--- Start of SOURCE DATA ---

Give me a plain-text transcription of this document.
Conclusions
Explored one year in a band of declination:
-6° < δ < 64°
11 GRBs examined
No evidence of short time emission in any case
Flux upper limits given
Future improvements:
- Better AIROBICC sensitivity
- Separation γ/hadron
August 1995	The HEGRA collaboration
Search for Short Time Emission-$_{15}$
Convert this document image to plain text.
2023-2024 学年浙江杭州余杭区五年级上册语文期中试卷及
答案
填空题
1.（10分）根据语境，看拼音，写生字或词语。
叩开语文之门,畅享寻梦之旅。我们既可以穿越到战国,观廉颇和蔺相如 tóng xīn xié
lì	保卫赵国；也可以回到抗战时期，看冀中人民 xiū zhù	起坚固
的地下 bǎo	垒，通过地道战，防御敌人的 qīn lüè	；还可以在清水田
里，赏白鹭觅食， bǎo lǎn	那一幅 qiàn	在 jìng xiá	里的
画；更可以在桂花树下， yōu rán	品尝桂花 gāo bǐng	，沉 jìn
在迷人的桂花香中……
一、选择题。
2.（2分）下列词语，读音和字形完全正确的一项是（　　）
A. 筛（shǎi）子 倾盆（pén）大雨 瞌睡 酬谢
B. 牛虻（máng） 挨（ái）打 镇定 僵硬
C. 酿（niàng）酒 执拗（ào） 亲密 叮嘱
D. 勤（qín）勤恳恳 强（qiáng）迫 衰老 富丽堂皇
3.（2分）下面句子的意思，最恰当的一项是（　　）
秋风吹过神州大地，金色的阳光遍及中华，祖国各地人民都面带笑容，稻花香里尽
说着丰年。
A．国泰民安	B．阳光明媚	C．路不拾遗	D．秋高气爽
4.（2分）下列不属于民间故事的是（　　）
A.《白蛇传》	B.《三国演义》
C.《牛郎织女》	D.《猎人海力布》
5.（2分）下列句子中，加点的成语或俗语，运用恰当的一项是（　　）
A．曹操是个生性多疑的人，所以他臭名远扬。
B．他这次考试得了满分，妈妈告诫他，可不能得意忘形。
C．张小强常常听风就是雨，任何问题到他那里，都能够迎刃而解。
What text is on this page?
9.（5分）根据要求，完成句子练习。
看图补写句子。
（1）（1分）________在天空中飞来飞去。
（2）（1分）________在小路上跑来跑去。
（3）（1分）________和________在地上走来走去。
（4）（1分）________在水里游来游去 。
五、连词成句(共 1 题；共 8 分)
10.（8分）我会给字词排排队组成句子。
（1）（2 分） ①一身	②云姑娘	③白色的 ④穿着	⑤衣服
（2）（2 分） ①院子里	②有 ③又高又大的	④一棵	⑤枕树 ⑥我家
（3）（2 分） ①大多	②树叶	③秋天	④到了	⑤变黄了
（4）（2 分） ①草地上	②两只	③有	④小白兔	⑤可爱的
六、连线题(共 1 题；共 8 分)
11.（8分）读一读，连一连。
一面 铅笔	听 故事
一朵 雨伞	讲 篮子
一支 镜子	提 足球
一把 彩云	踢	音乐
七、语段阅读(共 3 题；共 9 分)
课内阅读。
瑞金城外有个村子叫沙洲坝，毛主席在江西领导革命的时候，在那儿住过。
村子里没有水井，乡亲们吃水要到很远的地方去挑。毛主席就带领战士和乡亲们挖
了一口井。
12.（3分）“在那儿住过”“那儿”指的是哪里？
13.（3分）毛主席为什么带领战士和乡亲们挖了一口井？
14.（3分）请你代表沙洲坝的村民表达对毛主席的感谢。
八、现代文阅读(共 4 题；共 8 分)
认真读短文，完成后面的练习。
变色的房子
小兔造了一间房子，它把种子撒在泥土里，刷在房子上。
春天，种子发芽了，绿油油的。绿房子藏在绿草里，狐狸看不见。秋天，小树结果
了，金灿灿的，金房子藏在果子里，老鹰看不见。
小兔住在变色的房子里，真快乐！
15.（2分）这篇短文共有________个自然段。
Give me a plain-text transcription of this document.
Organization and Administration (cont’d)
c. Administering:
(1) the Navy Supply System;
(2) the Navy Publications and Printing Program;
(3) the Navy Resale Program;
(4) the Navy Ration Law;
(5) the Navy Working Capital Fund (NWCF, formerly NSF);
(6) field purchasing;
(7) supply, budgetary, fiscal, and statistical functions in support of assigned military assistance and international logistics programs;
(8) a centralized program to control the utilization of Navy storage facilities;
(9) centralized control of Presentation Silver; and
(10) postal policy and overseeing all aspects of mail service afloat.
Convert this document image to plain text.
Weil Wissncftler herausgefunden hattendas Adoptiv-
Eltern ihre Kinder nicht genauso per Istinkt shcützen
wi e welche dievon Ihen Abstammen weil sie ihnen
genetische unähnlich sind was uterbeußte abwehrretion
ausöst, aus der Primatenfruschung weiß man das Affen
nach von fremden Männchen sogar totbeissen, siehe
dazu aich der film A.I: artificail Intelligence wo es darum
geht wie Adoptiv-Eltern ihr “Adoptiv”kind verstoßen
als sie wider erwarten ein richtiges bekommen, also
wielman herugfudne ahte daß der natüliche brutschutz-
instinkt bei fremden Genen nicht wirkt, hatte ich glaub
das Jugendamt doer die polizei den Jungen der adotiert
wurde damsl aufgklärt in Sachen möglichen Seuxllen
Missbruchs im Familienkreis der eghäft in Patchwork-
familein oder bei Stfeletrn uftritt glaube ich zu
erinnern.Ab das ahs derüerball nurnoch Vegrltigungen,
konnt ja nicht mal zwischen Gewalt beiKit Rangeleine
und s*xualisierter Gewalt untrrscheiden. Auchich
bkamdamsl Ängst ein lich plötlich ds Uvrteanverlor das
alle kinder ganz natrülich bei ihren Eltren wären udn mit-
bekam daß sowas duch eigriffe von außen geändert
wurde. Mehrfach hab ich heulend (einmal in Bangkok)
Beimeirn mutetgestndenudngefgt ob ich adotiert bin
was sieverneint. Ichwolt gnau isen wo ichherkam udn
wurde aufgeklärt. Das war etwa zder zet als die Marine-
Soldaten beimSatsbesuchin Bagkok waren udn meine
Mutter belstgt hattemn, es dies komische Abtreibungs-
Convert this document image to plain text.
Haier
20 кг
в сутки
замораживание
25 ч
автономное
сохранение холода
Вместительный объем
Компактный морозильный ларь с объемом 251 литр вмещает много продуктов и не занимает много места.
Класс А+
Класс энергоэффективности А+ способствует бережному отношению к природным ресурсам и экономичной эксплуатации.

--- End of SOURCE DATA ---

● WHAT NEEDS TO BE DONE: Reproduce the material above, every line of it, exactly.

● SOLUTION FOR THIS TASK:
Give me a plain-text transcription of this document.
Conclusions
Explored one year in a band of declination:
-6° < δ < 64°
11 GRBs examined
No evidence of short time emission in any case
Flux upper limits given
Future improvements:
- Better AIROBICC sensitivity
- Separation γ/hadron
August 1995	The HEGRA collaboration
Search for Short Time Emission-$_{15}$
Convert this document image to plain text.
2023-2024 学年浙江杭州余杭区五年级上册语文期中试卷及
答案
填空题
1.（10分）根据语境，看拼音，写生字或词语。
叩开语文之门,畅享寻梦之旅。我们既可以穿越到战国,观廉颇和蔺相如 tóng xīn xié
lì	保卫赵国；也可以回到抗战时期，看冀中人民 xiū zhù	起坚固
的地下 bǎo	垒，通过地道战，防御敌人的 qīn lüè	；还可以在清水田
里，赏白鹭觅食， bǎo lǎn	那一幅 qiàn	在 jìng xiá	里的
画；更可以在桂花树下， yōu rán	品尝桂花 gāo bǐng	，沉 jìn
在迷人的桂花香中……
一、选择题。
2.（2分）下列词语，读音和字形完全正确的一项是（　　）
A. 筛（shǎi）子 倾盆（pén）大雨 瞌睡 酬谢
B. 牛虻（máng） 挨（ái）打 镇定 僵硬
C. 酿（niàng）酒 执拗（ào） 亲密 叮嘱
D. 勤（qín）勤恳恳 强（qiáng）迫 衰老 富丽堂皇
3.（2分）下面句子的意思，最恰当的一项是（　　）
秋风吹过神州大地，金色的阳光遍及中华，祖国各地人民都面带笑容，稻花香里尽
说着丰年。
A．国泰民安	B．阳光明媚	C．路不拾遗	D．秋高气爽
4.（2分）下列不属于民间故事的是（　　）
A.《白蛇传》	B.《三国演义》
C.《牛郎织女》	D.《猎人海力布》
5.（2分）下列句子中，加点的成语或俗语，运用恰当的一项是（　　）
A．曹操是个生性多疑的人，所以他臭名远扬。
B．他这次考试得了满分，妈妈告诫他，可不能得意忘形。
C．张小强常常听风就是雨，任何问题到他那里，都能够迎刃而解。
What text is on this page?
9.（5分）根据要求，完成句子练习。
看图补写句子。
（1）（1分）________在天空中飞来飞去。
（2）（1分）________在小路上跑来跑去。
（3）（1分）________和________在地上走来走去。
（4）（1分）________在水里游来游去 。
五、连词成句(共 1 题；共 8 分)
10.（8分）我会给字词排排队组成句子。
（1）（2 分） ①一身	②云姑娘	③白色的 ④穿着	⑤衣服
（2）（2 分） ①院子里	②有 ③又高又大的	④一棵	⑤枕树 ⑥我家
（3）（2 分） ①大多	②树叶	③秋天	④到了	⑤变黄了
（4）（2 分） ①草地上	②两只	③有	④小白兔	⑤可爱的
六、连线题(共 1 题；共 8 分)
11.（8分）读一读，连一连。
一面 铅笔	听 故事
一朵 雨伞	讲 篮子
一支 镜子	提 足球
一把 彩云	踢	音乐
七、语段阅读(共 3 题；共 9 分)
课内阅读。
瑞金城外有个村子叫沙洲坝，毛主席在江西领导革命的时候，在那儿住过。
村子里没有水井，乡亲们吃水要到很远的地方去挑。毛主席就带领战士和乡亲们挖
了一口井。
12.（3分）“在那儿住过”“那儿”指的是哪里？
13.（3分）毛主席为什么带领战士和乡亲们挖了一口井？
14.（3分）请你代表沙洲坝的村民表达对毛主席的感谢。
八、现代文阅读(共 4 题；共 8 分)
认真读短文，完成后面的练习。
变色的房子
小兔造了一间房子，它把种子撒在泥土里，刷在房子上。
春天，种子发芽了，绿油油的。绿房子藏在绿草里，狐狸看不见。秋天，小树结果
了，金灿灿的，金房子藏在果子里，老鹰看不见。
小兔住在变色的房子里，真快乐！
15.（2分）这篇短文共有________个自然段。
Give me a plain-text transcription of this document.
Organization and Administration (cont’d)
c. Administering:
(1) the Navy Supply System;
(2) the Navy Publications and Printing Program;
(3) the Navy Resale Program;
(4) the Navy Ration Law;
(5) the Navy Working Capital Fund (NWCF, formerly NSF);
(6) field purchasing;
(7) supply, budgetary, fiscal, and statistical functions in support of assigned military assistance and international logistics programs;
(8) a centralized program to control the utilization of Navy storage facilities;
(9) centralized control of Presentation Silver; and
(10) postal policy and overseeing all aspects of mail service afloat.
Convert this document image to plain text.
Weil Wissncftler herausgefunden hattendas Adoptiv-
Eltern ihre Kinder nicht genauso per Istinkt shcützen
wi e welche dievon Ihen Abstammen weil sie ihnen
genetische unähnlich sind was uterbeußte abwehrretion
ausöst, aus der Primatenfruschung weiß man das Affen
nach von fremden Männchen sogar totbeissen, siehe
dazu aich der film A.I: artificail Intelligence wo es darum
geht wie Adoptiv-Eltern ihr “Adoptiv”kind verstoßen
als sie wider erwarten ein richtiges bekommen, also
wielman herugfudne ahte daß der natüliche brutschutz-
instinkt bei fremden Genen nicht wirkt, hatte ich glaub
das Jugendamt doer die polizei den Jungen der adotiert
wurde damsl aufgklärt in Sachen möglichen Seuxllen
Missbruchs im Familienkreis der eghäft in Patchwork-
familein oder bei Stfeletrn uftritt glaube ich zu
erinnern.Ab das ahs derüerball nurnoch Vegrltigungen,
konnt ja nicht mal zwischen Gewalt beiKit Rangeleine
und s*xualisierter Gewalt untrrscheiden. Auchich
bkamdamsl Ängst ein lich plötlich ds Uvrteanverlor das
alle kinder ganz natrülich bei ihren Eltren wären udn mit-
bekam daß sowas duch eigriffe von außen geändert
wurde. Mehrfach hab ich heulend (einmal in Bangkok)
Beimeirn mutetgestndenudngefgt ob ich adotiert bin
was sieverneint. Ichwolt gnau isen wo ichherkam udn
wurde aufgeklärt. Das war etwa zder zet als die Marine-
Soldaten beimSatsbesuchin Bagkok waren udn meine
Mutter belstgt hattemn, es dies komische Abtreibungs-
Convert this document image to plain text.
Haier
20 кг
в сутки
замораживание
25 ч
автономное
сохранение холода
Вместительный объем
Компактный морозильный ларь с объемом 251 литр вмещает много продуктов и не занимает много места.
Класс А+
Класс энергоэффективности А+ способствует бережному отношению к природным ресурсам и экономичной эксплуатации.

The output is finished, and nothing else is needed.